• _Exercise description_:
Leave out the pictures and transcribe the rest of the records exactly.

** START OF Dataset records **

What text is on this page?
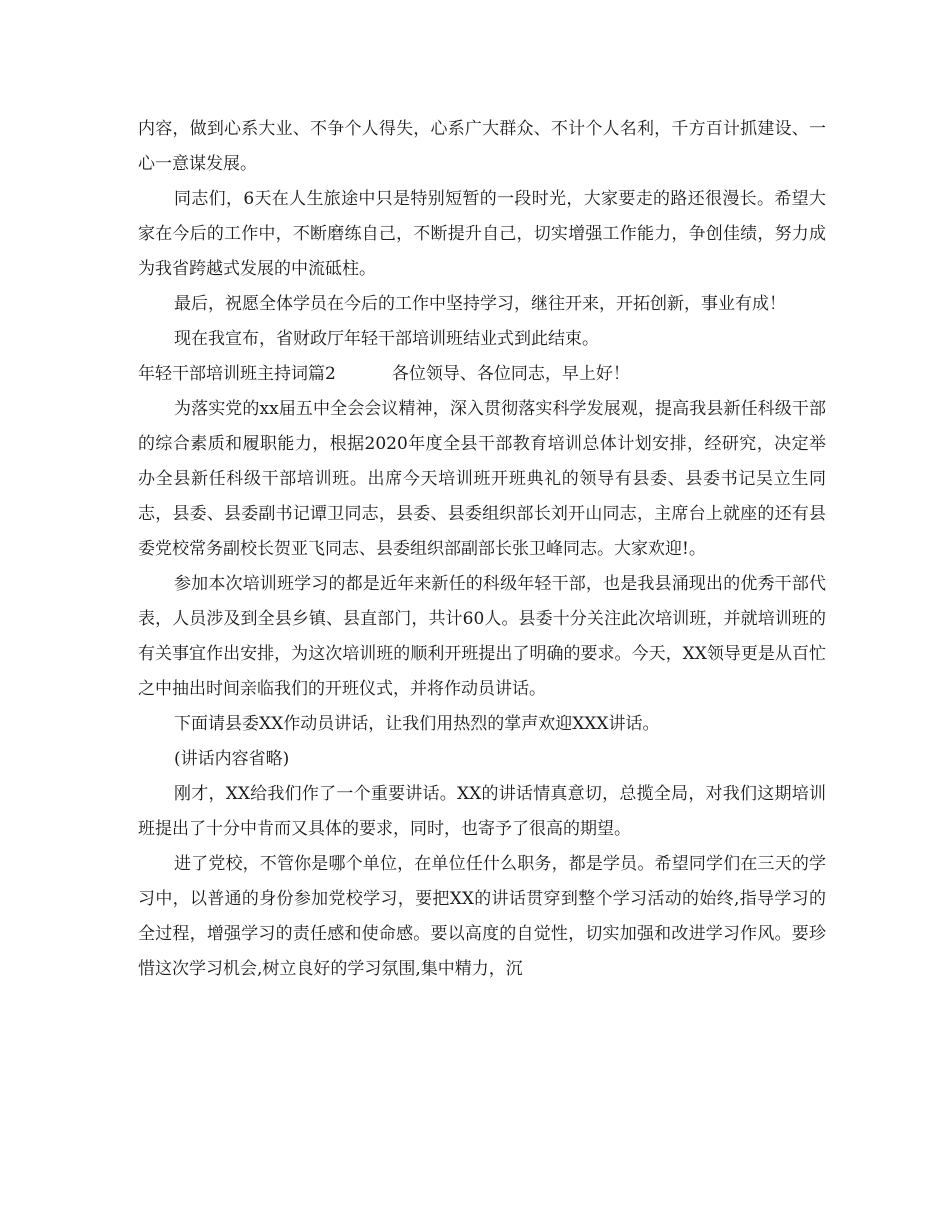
内容，做到心系大业、不争个人得失，心系广大群众、不计个人名利，千方百计抓建设、一心一意谋发展。

同志们，6天在人生旅途中只是特别短暂的一段时光，大家要走的路还很漫长。希望大家在今后的工作中，不断磨练自己，不断提升自己，切实增强工作能力，争创佳绩，努力成为我省跨越式发展的中流砥柱。

最后，祝愿全体学员在今后的工作中坚持学习，继往开来，开拓创新，事业有成！

现在我宣布，省财政厅年轻干部培训班结业式到此结束。

年轻干部培训班主持词篇2	各位领导、各位同志，早上好！

为落实党的xx届五中全会会议精神，深入贯彻落实科学发展观，提高我县新任科级干部的综合素质和履职能力，根据2020年度全县干部教育培训总体计划安排，经研究，决定举办全县新任科级干部培训班。出席今天培训班开班典礼的领导有县委、县委书记吴立生同志，县委、县委副书记谭卫同志，县委、县委组织部长刘开山同志，主席台上就座的还有县委党校常务副校长贺亚飞同志、县委组织部副部长张卫峰同志。大家欢迎!。

参加本次培训班学习的都是近年来新任的科级年轻干部，也是我县涌现出的优秀干部代表，人员涉及到全县乡镇、县直部门，共计60人。县委十分关注此次培训班，并就培训班的有关事宜作出安排，为这次培训班的顺利开班提出了明确的要求。今天，XX领导更是从百忙之中抽出时间亲临我们的开班仪式，并将作动员讲话。

下面请县委XX作动员讲话，让我们用热烈的掌声欢迎XXX讲话。

(讲话内容省略)

刚才，XX给我们作了一个重要讲话。XX的讲话情真意切，总揽全局，对我们这期培训班提出了十分中肯而又具体的要求，同时，也寄予了很高的期望。

进了党校，不管你是哪个单位，在单位任什么职务，都是学员。希望同学们在三天的学习中，以普通的身份参加党校学习，要把XX的讲话贯穿到整个学习活动的始终,指导学习的全过程，增强学习的责任感和使命感。要以高度的自觉性，切实加强和改进学习作风。要珍惜这次学习机会,树立良好的学习氛围,集中精力，沉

** END OF Dataset records **

• _Result_:
What text is on this page?
内容，做到心系大业、不争个人得失，心系广大群众、不计个人名利，千方百计抓建设、一心一意谋发展。

同志们，6天在人生旅途中只是特别短暂的一段时光，大家要走的路还很漫长。希望大家在今后的工作中，不断磨练自己，不断提升自己，切实增强工作能力，争创佳绩，努力成为我省跨越式发展的中流砥柱。

最后，祝愿全体学员在今后的工作中坚持学习，继往开来，开拓创新，事业有成！

现在我宣布，省财政厅年轻干部培训班结业式到此结束。

年轻干部培训班主持词篇2	各位领导、各位同志，早上好！

为落实党的xx届五中全会会议精神，深入贯彻落实科学发展观，提高我县新任科级干部的综合素质和履职能力，根据2020年度全县干部教育培训总体计划安排，经研究，决定举办全县新任科级干部培训班。出席今天培训班开班典礼的领导有县委、县委书记吴立生同志，县委、县委副书记谭卫同志，县委、县委组织部长刘开山同志，主席台上就座的还有县委党校常务副校长贺亚飞同志、县委组织部副部长张卫峰同志。大家欢迎!。

参加本次培训班学习的都是近年来新任的科级年轻干部，也是我县涌现出的优秀干部代表，人员涉及到全县乡镇、县直部门，共计60人。县委十分关注此次培训班，并就培训班的有关事宜作出安排，为这次培训班的顺利开班提出了明确的要求。今天，XX领导更是从百忙之中抽出时间亲临我们的开班仪式，并将作动员讲话。

下面请县委XX作动员讲话，让我们用热烈的掌声欢迎XXX讲话。

(讲话内容省略)

刚才，XX给我们作了一个重要讲话。XX的讲话情真意切，总揽全局，对我们这期培训班提出了十分中肯而又具体的要求，同时，也寄予了很高的期望。

进了党校，不管你是哪个单位，在单位任什么职务，都是学员。希望同学们在三天的学习中，以普通的身份参加党校学习，要把XX的讲话贯穿到整个学习活动的始终,指导学习的全过程，增强学习的责任感和使命感。要以高度的自觉性，切实加强和改进学习作风。要珍惜这次学习机会,树立良好的学习氛围,集中精力，沉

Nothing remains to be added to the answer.